━━━━━ DATASET ━━━━━

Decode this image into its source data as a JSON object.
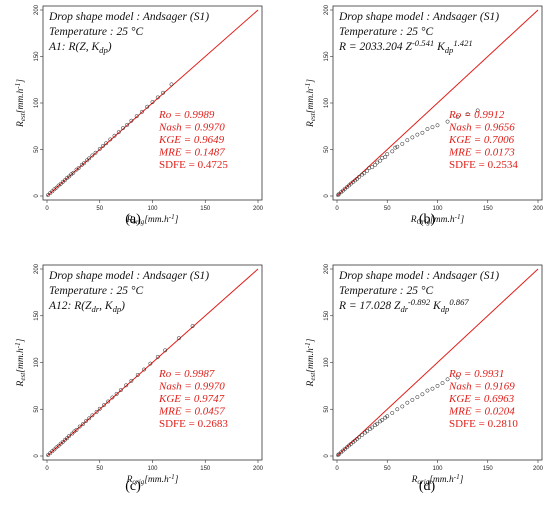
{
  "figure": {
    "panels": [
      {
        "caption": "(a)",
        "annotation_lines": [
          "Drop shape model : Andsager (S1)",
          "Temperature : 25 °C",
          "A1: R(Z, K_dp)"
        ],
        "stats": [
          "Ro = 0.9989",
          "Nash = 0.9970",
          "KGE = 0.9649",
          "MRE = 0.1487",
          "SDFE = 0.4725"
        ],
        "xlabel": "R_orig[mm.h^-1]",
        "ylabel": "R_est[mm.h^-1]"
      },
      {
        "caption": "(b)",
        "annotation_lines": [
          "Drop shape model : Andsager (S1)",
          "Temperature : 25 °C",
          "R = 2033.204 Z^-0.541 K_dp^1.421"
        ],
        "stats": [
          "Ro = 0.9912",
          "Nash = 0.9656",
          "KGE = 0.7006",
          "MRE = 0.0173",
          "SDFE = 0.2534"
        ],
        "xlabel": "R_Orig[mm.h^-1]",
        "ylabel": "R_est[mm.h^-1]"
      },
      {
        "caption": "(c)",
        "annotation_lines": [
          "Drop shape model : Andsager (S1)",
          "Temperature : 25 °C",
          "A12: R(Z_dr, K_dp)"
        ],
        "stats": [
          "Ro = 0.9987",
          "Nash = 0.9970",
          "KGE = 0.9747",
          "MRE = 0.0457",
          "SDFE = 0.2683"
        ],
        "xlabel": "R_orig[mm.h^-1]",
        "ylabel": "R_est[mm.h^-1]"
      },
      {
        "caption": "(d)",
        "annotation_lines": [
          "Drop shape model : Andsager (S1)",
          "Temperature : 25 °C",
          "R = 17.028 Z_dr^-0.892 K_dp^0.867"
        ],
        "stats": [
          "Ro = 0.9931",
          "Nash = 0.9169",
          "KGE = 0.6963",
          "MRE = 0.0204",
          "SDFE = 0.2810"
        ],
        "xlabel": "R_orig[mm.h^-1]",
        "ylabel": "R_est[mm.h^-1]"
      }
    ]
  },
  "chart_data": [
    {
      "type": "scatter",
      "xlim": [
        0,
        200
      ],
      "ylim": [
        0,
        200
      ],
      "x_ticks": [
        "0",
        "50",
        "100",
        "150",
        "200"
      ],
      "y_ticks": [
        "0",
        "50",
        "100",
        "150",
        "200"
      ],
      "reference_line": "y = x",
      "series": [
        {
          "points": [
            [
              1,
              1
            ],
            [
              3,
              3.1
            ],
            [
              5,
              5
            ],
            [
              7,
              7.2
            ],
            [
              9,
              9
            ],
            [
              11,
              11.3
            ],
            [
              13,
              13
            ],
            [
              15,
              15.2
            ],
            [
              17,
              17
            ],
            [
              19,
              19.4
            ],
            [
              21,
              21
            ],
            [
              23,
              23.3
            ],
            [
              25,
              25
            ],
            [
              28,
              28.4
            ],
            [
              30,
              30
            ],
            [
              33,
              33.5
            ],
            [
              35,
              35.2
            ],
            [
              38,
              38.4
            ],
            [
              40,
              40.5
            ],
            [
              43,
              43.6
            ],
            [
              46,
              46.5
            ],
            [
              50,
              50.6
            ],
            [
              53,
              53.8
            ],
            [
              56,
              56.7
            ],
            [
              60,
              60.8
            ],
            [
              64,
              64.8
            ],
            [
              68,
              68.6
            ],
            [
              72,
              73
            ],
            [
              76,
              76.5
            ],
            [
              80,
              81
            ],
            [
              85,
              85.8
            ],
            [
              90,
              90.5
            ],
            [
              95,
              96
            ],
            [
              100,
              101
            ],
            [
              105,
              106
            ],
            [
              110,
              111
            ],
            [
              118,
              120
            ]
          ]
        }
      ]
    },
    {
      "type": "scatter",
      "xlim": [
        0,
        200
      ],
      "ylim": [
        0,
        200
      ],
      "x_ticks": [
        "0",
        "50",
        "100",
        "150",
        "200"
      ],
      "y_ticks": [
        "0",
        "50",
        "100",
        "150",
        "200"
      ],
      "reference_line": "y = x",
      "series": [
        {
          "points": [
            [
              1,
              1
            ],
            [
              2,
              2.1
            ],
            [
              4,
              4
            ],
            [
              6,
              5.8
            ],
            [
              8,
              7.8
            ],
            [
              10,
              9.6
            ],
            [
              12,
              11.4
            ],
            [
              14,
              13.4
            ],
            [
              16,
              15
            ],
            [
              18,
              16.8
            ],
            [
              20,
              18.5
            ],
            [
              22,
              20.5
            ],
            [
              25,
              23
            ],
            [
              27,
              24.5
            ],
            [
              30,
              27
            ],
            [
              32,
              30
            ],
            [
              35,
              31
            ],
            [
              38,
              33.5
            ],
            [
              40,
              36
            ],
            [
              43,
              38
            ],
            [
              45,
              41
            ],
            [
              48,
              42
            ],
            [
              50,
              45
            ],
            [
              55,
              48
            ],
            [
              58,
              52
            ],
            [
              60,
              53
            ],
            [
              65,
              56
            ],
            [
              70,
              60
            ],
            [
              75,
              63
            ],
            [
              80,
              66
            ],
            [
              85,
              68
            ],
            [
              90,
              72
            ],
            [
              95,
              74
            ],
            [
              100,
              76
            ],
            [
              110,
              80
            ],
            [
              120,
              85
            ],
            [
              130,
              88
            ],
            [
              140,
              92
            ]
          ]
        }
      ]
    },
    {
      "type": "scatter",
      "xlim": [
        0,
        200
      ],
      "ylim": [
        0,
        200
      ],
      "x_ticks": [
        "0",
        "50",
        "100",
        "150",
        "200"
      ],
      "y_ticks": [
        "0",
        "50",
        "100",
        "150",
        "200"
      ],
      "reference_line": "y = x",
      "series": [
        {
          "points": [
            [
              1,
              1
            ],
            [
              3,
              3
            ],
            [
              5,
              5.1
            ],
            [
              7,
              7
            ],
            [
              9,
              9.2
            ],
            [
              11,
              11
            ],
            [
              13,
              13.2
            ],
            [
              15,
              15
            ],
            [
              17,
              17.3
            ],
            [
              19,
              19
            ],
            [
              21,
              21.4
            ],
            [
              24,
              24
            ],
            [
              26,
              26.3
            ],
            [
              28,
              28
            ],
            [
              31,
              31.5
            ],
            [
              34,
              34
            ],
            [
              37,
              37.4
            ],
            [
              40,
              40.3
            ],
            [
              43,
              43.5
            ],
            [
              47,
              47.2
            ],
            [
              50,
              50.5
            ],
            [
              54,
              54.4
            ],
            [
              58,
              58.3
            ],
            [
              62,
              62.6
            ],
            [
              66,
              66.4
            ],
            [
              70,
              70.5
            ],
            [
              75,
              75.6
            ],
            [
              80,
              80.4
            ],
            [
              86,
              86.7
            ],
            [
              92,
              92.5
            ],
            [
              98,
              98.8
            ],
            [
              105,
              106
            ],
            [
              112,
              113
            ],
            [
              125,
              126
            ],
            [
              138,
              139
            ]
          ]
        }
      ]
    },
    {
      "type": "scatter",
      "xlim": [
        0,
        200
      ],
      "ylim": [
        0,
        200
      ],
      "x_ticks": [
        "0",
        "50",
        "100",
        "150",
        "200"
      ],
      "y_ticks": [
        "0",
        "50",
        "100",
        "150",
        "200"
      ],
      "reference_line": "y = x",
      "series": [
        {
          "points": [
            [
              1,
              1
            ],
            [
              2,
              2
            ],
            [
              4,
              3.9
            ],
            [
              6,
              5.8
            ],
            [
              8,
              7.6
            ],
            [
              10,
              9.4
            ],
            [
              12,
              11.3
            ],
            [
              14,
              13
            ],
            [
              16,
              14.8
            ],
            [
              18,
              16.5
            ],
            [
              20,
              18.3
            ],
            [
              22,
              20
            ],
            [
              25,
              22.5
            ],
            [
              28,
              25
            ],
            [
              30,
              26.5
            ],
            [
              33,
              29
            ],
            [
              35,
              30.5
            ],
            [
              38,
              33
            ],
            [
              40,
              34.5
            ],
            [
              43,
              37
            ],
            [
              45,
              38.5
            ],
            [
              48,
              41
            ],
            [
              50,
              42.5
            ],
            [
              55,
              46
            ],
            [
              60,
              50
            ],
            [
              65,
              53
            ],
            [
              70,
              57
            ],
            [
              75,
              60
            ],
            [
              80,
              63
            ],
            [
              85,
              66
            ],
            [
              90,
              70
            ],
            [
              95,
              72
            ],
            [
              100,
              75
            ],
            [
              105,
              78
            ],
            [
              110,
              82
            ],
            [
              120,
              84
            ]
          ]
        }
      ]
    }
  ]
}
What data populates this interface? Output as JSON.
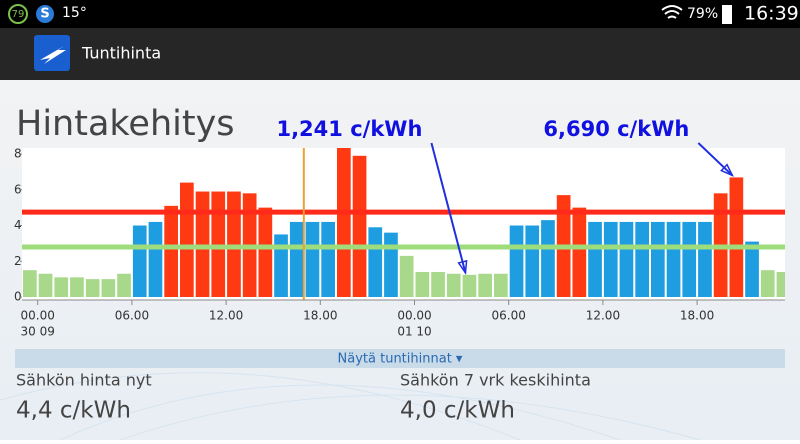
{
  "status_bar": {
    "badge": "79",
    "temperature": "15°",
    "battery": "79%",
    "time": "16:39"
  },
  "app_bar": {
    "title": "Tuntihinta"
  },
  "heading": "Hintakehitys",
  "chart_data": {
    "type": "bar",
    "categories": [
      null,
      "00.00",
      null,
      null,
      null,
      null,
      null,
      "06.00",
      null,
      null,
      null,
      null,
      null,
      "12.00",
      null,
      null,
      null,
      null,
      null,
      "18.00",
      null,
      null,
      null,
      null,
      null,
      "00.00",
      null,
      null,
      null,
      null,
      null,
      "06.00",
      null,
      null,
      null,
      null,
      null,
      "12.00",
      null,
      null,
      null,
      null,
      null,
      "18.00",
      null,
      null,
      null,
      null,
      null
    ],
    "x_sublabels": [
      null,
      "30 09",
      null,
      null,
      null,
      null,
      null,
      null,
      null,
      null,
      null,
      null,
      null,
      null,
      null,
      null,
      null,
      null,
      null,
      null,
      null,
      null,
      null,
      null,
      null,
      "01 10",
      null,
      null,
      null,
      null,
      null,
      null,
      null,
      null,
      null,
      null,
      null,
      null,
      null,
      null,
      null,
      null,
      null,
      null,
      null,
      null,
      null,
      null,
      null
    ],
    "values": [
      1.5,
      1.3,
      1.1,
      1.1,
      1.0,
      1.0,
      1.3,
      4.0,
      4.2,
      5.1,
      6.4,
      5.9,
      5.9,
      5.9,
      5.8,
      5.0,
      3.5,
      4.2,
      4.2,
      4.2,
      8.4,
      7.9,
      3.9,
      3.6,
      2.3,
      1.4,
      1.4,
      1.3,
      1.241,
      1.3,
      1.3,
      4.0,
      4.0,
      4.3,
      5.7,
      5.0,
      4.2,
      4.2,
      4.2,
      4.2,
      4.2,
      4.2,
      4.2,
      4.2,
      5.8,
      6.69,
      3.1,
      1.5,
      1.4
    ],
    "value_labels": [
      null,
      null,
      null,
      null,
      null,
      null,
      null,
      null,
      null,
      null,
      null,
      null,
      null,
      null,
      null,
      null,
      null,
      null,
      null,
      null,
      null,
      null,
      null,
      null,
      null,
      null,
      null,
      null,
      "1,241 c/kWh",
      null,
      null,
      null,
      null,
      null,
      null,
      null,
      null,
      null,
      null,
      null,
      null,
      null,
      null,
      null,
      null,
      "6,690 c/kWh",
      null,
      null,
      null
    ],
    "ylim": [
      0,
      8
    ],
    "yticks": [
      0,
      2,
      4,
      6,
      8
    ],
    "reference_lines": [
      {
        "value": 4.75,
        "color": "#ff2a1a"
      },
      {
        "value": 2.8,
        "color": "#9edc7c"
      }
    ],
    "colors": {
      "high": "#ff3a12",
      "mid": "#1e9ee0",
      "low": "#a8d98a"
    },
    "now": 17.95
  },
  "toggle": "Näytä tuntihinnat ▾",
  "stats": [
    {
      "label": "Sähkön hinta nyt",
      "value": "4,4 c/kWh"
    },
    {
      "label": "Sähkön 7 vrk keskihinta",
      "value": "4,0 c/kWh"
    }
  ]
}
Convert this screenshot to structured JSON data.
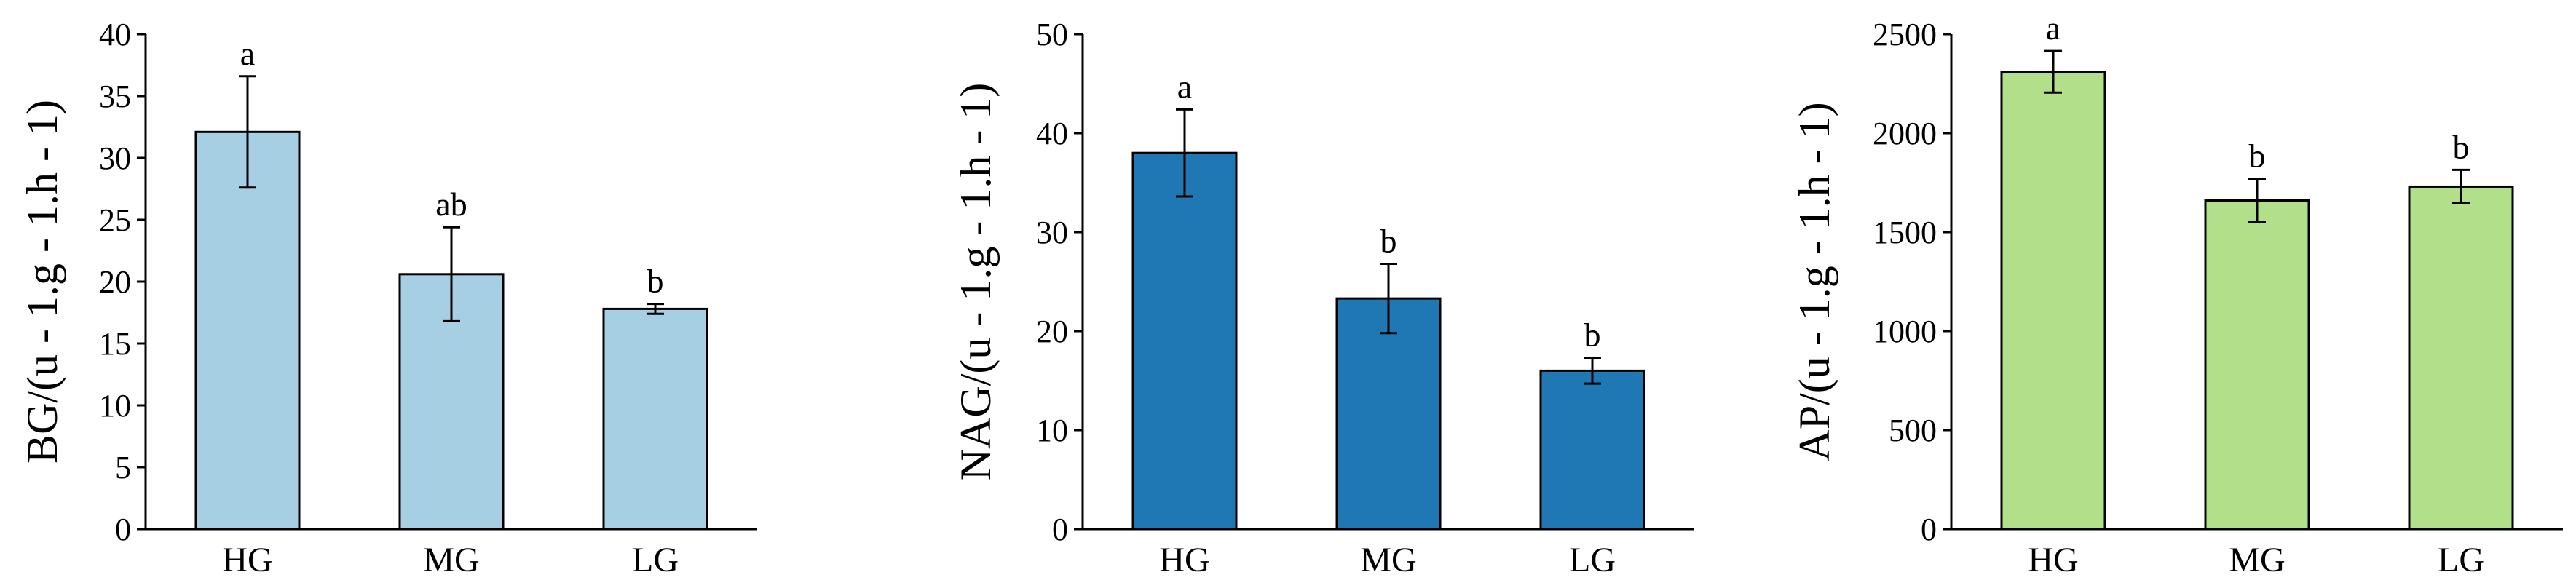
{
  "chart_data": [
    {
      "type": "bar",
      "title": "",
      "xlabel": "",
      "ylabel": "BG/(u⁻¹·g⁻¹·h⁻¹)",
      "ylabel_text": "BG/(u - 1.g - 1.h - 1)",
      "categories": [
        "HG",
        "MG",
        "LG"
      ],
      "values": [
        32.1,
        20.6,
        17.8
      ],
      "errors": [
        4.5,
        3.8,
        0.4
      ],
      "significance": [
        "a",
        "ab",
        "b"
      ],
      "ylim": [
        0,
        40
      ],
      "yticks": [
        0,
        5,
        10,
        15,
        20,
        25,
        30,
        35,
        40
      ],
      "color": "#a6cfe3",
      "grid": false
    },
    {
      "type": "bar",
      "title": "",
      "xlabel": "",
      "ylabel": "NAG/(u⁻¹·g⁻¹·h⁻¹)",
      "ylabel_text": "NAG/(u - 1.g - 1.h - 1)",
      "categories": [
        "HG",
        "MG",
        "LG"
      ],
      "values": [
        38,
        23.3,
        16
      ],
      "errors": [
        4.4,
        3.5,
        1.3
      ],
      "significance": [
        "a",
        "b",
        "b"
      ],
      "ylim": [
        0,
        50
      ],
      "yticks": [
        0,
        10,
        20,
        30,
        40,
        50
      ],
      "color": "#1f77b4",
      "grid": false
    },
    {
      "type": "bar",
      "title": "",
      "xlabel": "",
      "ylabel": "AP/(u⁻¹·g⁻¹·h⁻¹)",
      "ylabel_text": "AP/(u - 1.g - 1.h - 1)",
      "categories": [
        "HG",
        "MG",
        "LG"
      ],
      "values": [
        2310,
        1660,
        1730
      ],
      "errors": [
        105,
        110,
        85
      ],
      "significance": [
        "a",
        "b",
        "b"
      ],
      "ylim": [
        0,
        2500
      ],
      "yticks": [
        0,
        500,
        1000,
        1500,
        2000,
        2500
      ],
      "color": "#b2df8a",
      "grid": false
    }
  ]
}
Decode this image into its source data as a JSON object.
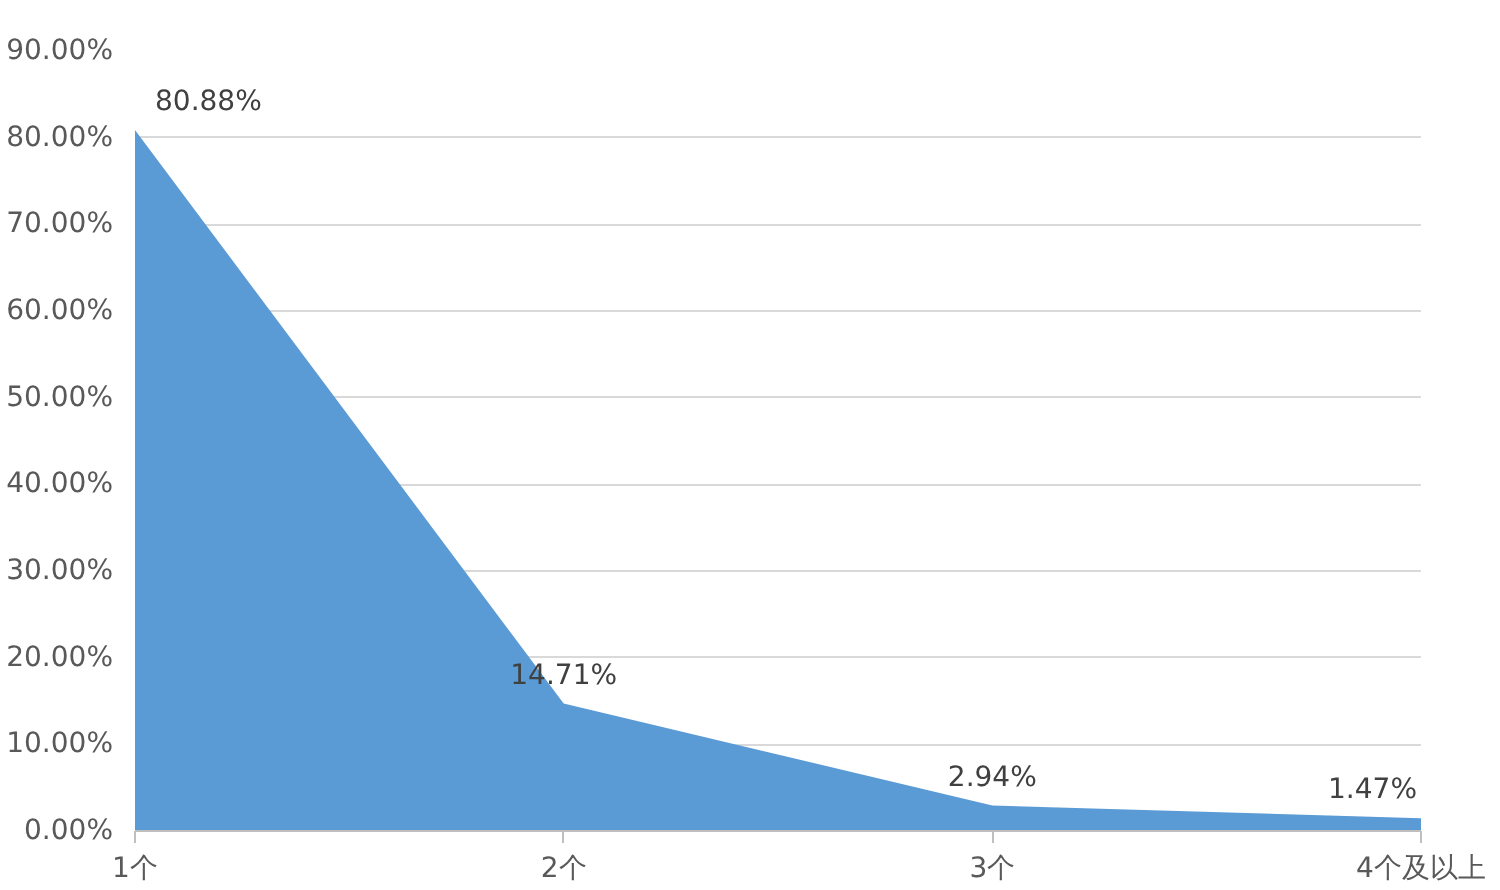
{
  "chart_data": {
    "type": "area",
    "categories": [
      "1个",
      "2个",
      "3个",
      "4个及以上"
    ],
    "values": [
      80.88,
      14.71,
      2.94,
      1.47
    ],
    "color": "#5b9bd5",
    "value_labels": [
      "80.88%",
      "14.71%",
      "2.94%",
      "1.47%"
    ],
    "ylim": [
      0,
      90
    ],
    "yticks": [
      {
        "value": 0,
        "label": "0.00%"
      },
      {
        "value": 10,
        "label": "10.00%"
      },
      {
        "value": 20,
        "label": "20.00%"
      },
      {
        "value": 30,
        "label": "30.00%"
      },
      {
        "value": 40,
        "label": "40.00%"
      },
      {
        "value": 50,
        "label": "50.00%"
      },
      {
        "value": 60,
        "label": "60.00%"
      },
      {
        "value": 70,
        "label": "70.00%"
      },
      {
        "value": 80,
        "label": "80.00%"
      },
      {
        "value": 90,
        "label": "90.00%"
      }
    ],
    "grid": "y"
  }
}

━━━━━

• [PROBLEM STATEMENT]
Show the lines where the word "JSON" appears in the entries.

• [RESULT BELOW]
Decode this image into its source data as a JSON object.
What data populates this interface? Output as JSON.
Convert this screenshot to structured JSON data.
Decode this image into its source data as a JSON object.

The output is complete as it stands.